▶ _Written instruction_: Print the entries verbatim, leaving out the images they contain.

▶ _Recorded data_:
******

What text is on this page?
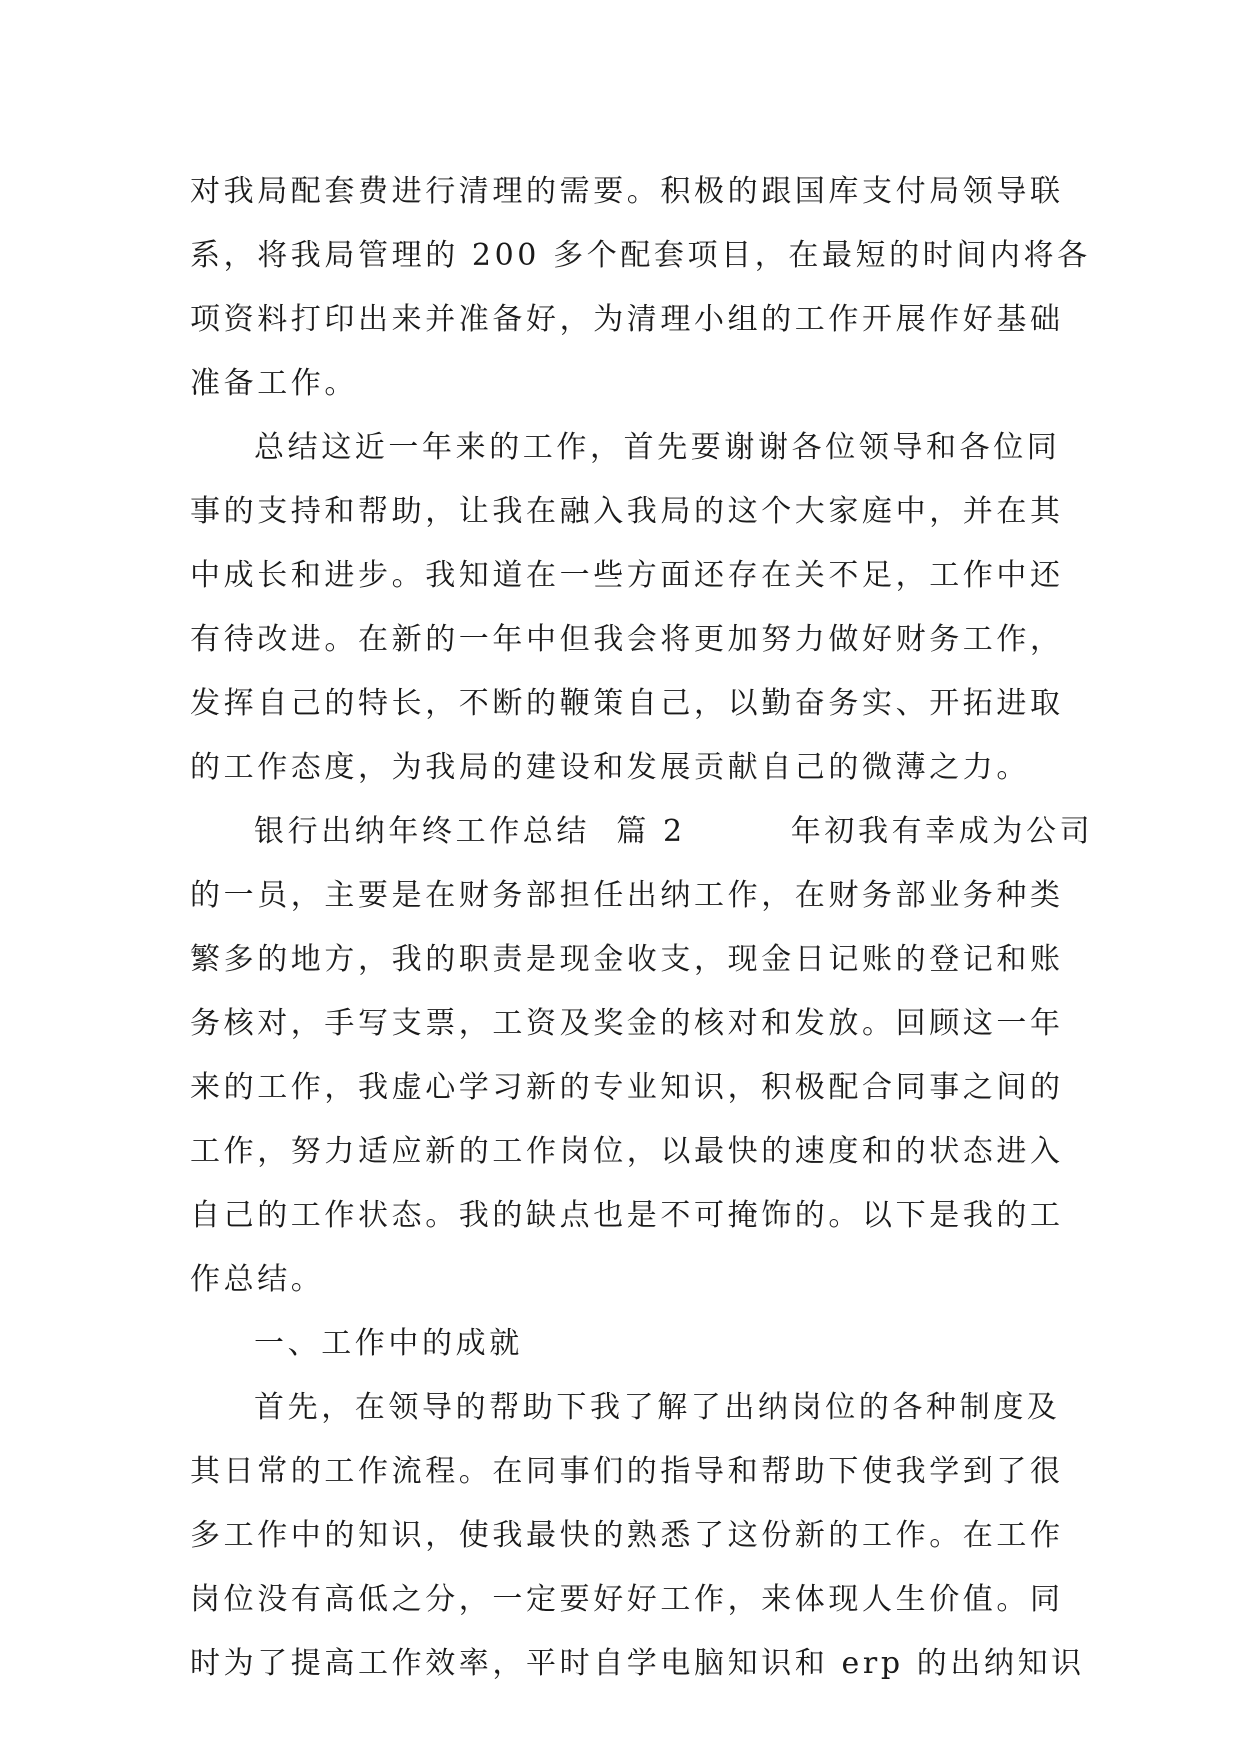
对我局配套费进行清理的需要。积极的跟国库支付局领导联
系，将我局管理的 200 多个配套项目，在最短的时间内将各
项资料打印出来并准备好，为清理小组的工作开展作好基础
准备工作。
总结这近一年来的工作，首先要谢谢各位领导和各位同
事的支持和帮助，让我在融入我局的这个大家庭中，并在其
中成长和进步。我知道在一些方面还存在关不足，工作中还
有待改进。在新的一年中但我会将更加努力做好财务工作，
发挥自己的特长，不断的鞭策自己，以勤奋务实、开拓进取
的工作态度，为我局的建设和发展贡献自己的微薄之力。
银行出纳年终工作总结  篇 2        年初我有幸成为公司
的一员，主要是在财务部担任出纳工作，在财务部业务种类
繁多的地方，我的职责是现金收支，现金日记账的登记和账
务核对，手写支票，工资及奖金的核对和发放。回顾这一年
来的工作，我虚心学习新的专业知识，积极配合同事之间的
工作，努力适应新的工作岗位，以最快的速度和的状态进入
自己的工作状态。我的缺点也是不可掩饰的。以下是我的工
作总结。
一、工作中的成就
首先，在领导的帮助下我了解了出纳岗位的各种制度及
其日常的工作流程。在同事们的指导和帮助下使我学到了很
多工作中的知识，使我最快的熟悉了这份新的工作。在工作
岗位没有高低之分，一定要好好工作，来体现人生价值。同
时为了提高工作效率，平时自学电脑知识和 erp 的出纳知识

******

▶ _Result for this exercise_:
What text is on this page?
对我局配套费进行清理的需要。积极的跟国库支付局领导联
系，将我局管理的 200 多个配套项目，在最短的时间内将各
项资料打印出来并准备好，为清理小组的工作开展作好基础
准备工作。
总结这近一年来的工作，首先要谢谢各位领导和各位同
事的支持和帮助，让我在融入我局的这个大家庭中，并在其
中成长和进步。我知道在一些方面还存在关不足，工作中还
有待改进。在新的一年中但我会将更加努力做好财务工作，
发挥自己的特长，不断的鞭策自己，以勤奋务实、开拓进取
的工作态度，为我局的建设和发展贡献自己的微薄之力。
银行出纳年终工作总结  篇 2        年初我有幸成为公司
的一员，主要是在财务部担任出纳工作，在财务部业务种类
繁多的地方，我的职责是现金收支，现金日记账的登记和账
务核对，手写支票，工资及奖金的核对和发放。回顾这一年
来的工作，我虚心学习新的专业知识，积极配合同事之间的
工作，努力适应新的工作岗位，以最快的速度和的状态进入
自己的工作状态。我的缺点也是不可掩饰的。以下是我的工
作总结。
一、工作中的成就
首先，在领导的帮助下我了解了出纳岗位的各种制度及
其日常的工作流程。在同事们的指导和帮助下使我学到了很
多工作中的知识，使我最快的熟悉了这份新的工作。在工作
岗位没有高低之分，一定要好好工作，来体现人生价值。同
时为了提高工作效率，平时自学电脑知识和 erp 的出纳知识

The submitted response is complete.